◆ YOUR INSTRUCTIONS
Draw out every line with the word "Kennedy" from the listing below.

--- RECORD SET ---

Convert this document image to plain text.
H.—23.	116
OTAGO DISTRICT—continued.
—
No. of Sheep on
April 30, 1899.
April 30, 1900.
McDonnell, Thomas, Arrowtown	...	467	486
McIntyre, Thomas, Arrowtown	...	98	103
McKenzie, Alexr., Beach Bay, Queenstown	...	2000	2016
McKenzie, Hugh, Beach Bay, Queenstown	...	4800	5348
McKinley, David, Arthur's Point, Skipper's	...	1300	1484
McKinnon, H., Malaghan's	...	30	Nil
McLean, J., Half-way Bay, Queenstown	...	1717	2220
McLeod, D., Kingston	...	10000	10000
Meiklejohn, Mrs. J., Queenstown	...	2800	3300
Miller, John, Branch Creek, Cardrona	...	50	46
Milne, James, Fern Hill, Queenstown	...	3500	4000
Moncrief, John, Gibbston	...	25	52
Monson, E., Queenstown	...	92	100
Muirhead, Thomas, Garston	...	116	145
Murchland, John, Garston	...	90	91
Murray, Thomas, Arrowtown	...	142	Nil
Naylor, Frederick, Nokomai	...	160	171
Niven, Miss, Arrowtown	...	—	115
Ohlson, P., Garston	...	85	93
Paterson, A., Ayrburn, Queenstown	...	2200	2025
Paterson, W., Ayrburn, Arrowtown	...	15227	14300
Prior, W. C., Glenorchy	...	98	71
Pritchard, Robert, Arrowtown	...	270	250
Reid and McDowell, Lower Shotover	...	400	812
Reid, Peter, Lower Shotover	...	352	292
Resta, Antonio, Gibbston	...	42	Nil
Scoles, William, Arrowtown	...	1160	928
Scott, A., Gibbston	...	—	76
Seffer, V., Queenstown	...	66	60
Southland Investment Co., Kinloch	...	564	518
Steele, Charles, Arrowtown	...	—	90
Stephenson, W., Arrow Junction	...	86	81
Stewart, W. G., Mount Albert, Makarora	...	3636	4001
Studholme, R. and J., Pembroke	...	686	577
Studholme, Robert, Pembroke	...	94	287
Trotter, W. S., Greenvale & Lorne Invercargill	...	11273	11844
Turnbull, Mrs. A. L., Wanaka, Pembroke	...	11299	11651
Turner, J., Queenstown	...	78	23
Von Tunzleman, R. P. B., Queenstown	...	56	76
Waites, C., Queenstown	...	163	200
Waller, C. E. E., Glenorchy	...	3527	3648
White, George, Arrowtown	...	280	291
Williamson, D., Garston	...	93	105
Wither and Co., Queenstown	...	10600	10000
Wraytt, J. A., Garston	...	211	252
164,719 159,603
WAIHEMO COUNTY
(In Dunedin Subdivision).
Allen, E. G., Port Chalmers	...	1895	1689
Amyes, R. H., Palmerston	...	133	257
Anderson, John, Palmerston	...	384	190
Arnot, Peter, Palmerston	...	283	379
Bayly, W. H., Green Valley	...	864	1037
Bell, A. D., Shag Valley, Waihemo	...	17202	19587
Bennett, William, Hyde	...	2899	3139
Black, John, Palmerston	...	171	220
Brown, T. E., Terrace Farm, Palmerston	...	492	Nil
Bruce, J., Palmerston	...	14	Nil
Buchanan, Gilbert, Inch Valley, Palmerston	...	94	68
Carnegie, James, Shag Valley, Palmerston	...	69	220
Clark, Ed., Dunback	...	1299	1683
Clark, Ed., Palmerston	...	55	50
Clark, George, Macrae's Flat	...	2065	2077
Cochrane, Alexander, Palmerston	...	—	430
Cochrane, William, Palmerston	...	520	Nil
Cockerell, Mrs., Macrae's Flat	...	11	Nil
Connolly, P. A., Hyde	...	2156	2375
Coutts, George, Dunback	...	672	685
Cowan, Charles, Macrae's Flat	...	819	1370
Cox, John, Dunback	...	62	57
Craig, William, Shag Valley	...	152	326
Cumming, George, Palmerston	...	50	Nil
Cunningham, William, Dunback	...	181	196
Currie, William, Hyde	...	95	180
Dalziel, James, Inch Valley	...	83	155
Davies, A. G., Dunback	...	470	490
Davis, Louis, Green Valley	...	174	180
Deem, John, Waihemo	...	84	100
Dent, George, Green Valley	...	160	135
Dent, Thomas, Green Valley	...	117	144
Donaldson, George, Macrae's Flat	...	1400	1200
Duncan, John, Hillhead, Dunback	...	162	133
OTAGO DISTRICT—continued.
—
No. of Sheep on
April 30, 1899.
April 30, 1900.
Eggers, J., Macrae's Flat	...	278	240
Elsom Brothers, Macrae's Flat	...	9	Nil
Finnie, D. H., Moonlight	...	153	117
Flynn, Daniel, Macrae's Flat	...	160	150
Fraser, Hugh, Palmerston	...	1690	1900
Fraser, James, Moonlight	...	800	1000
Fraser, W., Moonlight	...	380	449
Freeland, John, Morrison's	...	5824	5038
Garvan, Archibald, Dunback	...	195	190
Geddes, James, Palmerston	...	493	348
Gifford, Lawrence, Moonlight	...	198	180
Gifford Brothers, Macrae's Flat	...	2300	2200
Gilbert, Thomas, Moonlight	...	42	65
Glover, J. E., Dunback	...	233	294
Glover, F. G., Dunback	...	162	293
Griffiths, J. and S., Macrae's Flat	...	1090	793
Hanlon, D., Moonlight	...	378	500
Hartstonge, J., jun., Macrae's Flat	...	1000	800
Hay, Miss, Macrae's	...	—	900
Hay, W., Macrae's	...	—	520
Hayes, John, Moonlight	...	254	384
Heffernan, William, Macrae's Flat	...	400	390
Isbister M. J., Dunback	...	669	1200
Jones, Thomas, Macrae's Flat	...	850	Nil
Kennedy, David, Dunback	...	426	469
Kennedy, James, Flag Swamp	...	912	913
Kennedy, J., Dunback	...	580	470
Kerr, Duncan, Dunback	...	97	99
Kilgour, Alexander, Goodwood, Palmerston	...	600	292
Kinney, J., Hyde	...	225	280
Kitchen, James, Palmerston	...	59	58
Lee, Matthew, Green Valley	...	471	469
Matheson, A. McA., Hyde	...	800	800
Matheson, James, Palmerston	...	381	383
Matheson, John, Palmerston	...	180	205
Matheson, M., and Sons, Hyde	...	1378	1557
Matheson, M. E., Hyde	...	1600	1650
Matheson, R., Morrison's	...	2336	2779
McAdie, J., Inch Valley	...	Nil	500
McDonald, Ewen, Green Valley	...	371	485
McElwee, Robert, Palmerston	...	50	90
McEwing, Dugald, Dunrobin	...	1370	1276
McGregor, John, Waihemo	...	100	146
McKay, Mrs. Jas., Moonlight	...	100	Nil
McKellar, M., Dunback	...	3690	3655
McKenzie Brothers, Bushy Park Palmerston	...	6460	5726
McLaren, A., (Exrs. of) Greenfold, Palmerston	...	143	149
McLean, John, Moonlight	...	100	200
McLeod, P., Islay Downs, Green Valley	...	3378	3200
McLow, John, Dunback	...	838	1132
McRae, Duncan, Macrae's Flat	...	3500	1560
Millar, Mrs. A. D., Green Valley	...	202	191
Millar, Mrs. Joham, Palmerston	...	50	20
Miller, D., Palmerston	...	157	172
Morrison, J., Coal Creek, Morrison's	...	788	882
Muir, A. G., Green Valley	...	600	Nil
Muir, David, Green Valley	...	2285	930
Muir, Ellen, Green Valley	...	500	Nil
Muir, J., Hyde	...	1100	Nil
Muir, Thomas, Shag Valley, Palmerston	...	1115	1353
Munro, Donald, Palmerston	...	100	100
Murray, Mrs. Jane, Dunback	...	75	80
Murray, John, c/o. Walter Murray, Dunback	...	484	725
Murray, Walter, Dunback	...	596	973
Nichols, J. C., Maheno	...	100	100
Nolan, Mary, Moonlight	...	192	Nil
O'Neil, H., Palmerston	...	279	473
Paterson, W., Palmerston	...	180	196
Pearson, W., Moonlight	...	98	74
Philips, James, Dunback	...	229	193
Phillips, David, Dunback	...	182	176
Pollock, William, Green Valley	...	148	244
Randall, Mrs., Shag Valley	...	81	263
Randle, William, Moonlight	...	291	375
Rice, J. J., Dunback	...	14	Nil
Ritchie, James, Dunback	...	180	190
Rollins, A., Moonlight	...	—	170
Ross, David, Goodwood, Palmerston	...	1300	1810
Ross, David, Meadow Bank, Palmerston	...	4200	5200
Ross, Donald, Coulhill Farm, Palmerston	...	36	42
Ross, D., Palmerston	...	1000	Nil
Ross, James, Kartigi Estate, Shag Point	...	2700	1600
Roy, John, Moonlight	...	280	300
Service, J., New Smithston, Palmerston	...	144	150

---

◆ FULL RESPONSE
Kennedy, David, Dunback	...	426	469
Kennedy, James, Flag Swamp	...	912	913
Kennedy, J., Dunback	...	580	470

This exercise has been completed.